◆ Directions:
Locate every line in the records below that contains the word "into", and copy each one.

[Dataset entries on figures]
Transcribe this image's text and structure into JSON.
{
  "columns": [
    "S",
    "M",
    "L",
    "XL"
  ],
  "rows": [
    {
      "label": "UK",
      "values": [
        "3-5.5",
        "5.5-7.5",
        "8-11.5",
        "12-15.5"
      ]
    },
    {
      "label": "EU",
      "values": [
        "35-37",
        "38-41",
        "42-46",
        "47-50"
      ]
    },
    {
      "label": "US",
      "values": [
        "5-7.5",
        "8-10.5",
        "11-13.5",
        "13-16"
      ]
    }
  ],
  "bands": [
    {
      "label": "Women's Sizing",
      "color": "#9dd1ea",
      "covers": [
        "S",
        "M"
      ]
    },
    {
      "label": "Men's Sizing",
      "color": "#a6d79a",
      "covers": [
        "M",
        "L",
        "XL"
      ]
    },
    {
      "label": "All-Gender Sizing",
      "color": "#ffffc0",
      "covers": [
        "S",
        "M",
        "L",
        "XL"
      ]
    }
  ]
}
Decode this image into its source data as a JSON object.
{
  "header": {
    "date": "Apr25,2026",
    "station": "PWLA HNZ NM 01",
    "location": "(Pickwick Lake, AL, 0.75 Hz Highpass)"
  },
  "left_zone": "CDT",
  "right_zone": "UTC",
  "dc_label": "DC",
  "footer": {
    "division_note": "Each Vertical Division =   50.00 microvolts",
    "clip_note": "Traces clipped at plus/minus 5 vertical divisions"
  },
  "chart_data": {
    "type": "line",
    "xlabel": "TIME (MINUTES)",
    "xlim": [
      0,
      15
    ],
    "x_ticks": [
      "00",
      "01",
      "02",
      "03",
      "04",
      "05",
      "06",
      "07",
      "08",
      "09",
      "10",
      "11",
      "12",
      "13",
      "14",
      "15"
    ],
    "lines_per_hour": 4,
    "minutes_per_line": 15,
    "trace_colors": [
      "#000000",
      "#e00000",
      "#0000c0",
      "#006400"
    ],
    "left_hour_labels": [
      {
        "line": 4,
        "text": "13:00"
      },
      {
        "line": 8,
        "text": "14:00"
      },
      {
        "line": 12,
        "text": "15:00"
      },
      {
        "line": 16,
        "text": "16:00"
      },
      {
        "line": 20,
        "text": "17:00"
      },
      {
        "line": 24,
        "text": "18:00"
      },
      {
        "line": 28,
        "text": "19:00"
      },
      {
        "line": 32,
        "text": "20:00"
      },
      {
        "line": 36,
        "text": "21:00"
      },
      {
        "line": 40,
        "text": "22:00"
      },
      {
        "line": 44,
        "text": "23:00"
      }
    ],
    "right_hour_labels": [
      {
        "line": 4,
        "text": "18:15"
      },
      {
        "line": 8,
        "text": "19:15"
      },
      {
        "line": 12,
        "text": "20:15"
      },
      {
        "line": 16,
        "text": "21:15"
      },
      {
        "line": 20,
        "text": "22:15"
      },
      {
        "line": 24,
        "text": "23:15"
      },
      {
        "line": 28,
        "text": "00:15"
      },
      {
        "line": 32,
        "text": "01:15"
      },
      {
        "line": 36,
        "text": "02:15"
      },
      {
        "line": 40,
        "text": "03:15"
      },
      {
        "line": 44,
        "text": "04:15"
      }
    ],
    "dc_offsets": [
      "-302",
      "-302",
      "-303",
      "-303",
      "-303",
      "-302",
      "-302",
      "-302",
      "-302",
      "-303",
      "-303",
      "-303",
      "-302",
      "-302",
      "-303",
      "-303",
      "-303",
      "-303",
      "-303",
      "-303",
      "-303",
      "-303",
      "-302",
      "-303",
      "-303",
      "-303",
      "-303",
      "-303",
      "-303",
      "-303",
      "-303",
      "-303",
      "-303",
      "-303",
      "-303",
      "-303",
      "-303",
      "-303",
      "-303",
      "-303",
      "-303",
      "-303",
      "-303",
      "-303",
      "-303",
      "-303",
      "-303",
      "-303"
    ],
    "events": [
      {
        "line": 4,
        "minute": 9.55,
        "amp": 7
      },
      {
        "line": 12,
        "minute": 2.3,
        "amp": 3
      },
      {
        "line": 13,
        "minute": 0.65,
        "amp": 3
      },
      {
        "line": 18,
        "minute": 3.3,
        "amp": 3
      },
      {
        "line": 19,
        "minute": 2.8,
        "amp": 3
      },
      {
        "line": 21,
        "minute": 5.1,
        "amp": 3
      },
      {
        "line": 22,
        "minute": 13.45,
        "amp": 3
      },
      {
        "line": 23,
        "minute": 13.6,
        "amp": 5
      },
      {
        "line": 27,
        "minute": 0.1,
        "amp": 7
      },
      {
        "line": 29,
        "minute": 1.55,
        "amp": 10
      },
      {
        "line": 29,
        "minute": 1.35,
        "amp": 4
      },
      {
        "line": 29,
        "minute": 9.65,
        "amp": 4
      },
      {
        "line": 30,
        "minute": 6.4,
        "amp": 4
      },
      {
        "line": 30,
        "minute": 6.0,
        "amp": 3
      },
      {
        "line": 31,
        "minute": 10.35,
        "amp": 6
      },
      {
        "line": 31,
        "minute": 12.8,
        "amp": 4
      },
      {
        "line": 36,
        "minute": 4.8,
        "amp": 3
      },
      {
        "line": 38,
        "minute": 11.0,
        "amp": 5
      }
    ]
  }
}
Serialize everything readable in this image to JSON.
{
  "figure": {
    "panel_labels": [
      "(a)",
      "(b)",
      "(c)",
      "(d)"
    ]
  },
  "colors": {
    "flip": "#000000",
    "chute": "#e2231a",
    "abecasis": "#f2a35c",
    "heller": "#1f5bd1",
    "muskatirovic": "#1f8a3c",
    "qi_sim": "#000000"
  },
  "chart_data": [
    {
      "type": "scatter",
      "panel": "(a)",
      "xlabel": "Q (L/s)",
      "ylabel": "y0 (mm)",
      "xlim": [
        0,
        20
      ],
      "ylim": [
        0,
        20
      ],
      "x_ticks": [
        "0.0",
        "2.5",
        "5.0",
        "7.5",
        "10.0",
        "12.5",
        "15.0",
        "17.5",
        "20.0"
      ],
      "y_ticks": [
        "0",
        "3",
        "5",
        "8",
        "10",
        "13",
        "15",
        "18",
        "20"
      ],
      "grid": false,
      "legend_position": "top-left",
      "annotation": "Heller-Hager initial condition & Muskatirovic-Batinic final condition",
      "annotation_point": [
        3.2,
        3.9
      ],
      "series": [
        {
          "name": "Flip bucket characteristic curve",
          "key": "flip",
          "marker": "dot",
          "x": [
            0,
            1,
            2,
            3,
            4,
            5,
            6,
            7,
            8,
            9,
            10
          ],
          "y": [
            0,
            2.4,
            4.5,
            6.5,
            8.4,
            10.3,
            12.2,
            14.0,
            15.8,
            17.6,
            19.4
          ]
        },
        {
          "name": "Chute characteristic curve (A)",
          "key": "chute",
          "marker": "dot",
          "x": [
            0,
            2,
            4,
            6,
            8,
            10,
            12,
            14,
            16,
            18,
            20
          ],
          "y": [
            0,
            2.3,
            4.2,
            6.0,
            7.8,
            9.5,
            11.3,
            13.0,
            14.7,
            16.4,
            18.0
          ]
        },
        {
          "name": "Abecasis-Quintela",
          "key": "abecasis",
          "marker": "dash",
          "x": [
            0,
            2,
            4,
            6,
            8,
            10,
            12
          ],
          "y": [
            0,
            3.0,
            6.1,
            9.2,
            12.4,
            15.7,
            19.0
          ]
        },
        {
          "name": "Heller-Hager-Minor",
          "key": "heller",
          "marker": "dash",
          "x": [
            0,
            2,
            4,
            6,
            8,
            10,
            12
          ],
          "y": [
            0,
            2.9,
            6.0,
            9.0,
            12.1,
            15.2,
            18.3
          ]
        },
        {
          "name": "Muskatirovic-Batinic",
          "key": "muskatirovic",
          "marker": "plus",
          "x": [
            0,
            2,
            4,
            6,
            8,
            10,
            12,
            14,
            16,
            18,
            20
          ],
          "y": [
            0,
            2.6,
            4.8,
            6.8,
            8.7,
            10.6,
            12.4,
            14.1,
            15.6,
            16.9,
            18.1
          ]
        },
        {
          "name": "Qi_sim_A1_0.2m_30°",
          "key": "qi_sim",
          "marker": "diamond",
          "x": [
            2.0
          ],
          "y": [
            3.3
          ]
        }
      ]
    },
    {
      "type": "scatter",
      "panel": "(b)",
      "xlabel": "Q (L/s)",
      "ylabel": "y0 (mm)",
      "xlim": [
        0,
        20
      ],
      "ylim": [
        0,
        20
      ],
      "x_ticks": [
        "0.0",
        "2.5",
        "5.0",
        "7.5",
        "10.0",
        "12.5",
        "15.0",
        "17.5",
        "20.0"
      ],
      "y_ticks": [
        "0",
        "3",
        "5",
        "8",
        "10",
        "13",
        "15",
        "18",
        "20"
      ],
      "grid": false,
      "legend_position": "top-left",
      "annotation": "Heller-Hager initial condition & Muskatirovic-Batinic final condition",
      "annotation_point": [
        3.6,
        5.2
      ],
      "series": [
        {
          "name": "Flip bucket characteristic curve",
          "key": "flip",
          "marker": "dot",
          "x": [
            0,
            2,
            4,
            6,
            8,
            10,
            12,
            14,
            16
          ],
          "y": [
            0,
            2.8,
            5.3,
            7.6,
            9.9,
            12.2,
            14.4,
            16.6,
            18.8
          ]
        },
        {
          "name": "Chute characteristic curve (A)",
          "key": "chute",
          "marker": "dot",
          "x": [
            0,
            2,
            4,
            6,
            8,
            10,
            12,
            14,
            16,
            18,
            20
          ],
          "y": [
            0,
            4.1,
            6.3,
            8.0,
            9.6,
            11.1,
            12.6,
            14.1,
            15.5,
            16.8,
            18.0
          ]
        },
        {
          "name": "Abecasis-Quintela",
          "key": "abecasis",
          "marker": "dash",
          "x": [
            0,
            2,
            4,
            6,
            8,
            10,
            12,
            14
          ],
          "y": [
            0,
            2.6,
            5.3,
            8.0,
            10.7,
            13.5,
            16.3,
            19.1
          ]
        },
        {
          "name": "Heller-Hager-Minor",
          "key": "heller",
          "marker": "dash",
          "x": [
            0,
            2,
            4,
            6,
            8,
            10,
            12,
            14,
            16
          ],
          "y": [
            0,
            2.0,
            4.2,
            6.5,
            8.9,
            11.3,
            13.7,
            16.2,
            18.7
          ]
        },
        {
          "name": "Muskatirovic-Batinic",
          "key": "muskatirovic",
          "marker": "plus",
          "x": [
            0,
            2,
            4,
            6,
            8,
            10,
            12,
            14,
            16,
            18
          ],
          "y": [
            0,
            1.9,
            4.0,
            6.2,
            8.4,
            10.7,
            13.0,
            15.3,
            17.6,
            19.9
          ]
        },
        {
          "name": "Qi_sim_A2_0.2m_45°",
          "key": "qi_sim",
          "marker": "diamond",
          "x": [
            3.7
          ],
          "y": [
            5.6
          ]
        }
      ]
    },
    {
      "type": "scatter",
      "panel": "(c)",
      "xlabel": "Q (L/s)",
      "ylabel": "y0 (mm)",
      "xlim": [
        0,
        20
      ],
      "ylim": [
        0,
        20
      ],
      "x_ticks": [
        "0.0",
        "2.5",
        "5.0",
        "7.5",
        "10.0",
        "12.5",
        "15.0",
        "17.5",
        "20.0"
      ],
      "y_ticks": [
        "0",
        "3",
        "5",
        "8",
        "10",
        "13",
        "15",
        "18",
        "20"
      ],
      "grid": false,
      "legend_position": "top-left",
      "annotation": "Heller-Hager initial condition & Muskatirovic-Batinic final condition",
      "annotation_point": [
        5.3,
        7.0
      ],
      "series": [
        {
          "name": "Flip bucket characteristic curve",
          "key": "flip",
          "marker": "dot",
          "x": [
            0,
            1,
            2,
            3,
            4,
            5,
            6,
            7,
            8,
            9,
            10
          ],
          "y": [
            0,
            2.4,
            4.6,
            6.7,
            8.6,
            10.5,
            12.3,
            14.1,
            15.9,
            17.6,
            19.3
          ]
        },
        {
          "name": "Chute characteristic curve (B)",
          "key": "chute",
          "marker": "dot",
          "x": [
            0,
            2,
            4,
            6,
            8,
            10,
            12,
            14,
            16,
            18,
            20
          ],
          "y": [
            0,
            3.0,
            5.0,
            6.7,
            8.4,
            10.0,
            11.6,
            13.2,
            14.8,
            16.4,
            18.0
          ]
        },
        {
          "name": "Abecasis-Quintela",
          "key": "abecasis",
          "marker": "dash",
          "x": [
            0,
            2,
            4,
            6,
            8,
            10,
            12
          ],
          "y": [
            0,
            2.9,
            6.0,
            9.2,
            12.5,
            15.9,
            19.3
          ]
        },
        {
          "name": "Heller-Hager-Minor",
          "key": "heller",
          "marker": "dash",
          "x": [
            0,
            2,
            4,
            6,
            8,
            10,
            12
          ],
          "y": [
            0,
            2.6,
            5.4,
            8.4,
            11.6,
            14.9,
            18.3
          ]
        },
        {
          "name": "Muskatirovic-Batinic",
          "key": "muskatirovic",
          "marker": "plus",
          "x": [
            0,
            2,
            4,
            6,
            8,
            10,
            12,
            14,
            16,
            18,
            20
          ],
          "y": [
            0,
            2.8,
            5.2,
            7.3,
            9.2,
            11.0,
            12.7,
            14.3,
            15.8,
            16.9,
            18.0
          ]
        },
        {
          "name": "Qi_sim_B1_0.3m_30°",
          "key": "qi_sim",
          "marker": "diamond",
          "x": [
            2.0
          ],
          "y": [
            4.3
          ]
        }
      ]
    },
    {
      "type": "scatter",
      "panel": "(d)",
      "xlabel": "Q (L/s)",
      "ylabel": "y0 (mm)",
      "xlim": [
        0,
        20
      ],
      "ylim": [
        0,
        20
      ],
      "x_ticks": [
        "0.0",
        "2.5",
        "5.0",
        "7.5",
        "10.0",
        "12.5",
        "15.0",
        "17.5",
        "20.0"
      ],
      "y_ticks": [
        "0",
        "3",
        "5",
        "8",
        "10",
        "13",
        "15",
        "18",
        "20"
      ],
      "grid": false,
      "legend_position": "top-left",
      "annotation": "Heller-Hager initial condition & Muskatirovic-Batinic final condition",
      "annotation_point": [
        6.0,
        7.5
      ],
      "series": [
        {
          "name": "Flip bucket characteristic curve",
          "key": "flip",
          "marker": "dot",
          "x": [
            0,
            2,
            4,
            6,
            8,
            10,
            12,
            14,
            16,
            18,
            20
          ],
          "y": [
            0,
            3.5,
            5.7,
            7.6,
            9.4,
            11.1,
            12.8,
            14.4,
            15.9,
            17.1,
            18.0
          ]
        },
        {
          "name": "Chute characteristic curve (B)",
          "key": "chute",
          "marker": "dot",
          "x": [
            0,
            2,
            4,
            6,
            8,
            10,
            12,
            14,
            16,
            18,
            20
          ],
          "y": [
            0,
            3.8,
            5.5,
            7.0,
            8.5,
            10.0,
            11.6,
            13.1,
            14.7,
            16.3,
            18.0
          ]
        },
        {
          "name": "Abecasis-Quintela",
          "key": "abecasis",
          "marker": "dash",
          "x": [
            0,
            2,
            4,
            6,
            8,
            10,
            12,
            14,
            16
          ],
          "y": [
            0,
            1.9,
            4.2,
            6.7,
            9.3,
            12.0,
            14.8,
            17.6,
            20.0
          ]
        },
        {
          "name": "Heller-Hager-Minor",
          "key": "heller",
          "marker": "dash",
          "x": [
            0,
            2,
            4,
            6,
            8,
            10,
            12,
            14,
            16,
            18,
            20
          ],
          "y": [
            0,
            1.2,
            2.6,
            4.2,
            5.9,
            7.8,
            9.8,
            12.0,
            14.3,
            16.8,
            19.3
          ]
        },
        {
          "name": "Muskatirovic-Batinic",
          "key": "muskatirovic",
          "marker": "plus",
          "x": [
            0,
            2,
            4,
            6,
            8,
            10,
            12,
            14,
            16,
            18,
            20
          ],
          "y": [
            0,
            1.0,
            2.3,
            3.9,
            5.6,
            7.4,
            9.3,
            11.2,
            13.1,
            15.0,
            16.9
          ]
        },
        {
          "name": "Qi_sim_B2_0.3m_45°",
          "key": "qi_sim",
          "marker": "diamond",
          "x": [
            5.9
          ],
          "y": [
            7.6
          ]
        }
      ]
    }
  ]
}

◆ The completed task:
Transcribe this image's text and structure into JSON.
Decode this image into its source data as a JSON object.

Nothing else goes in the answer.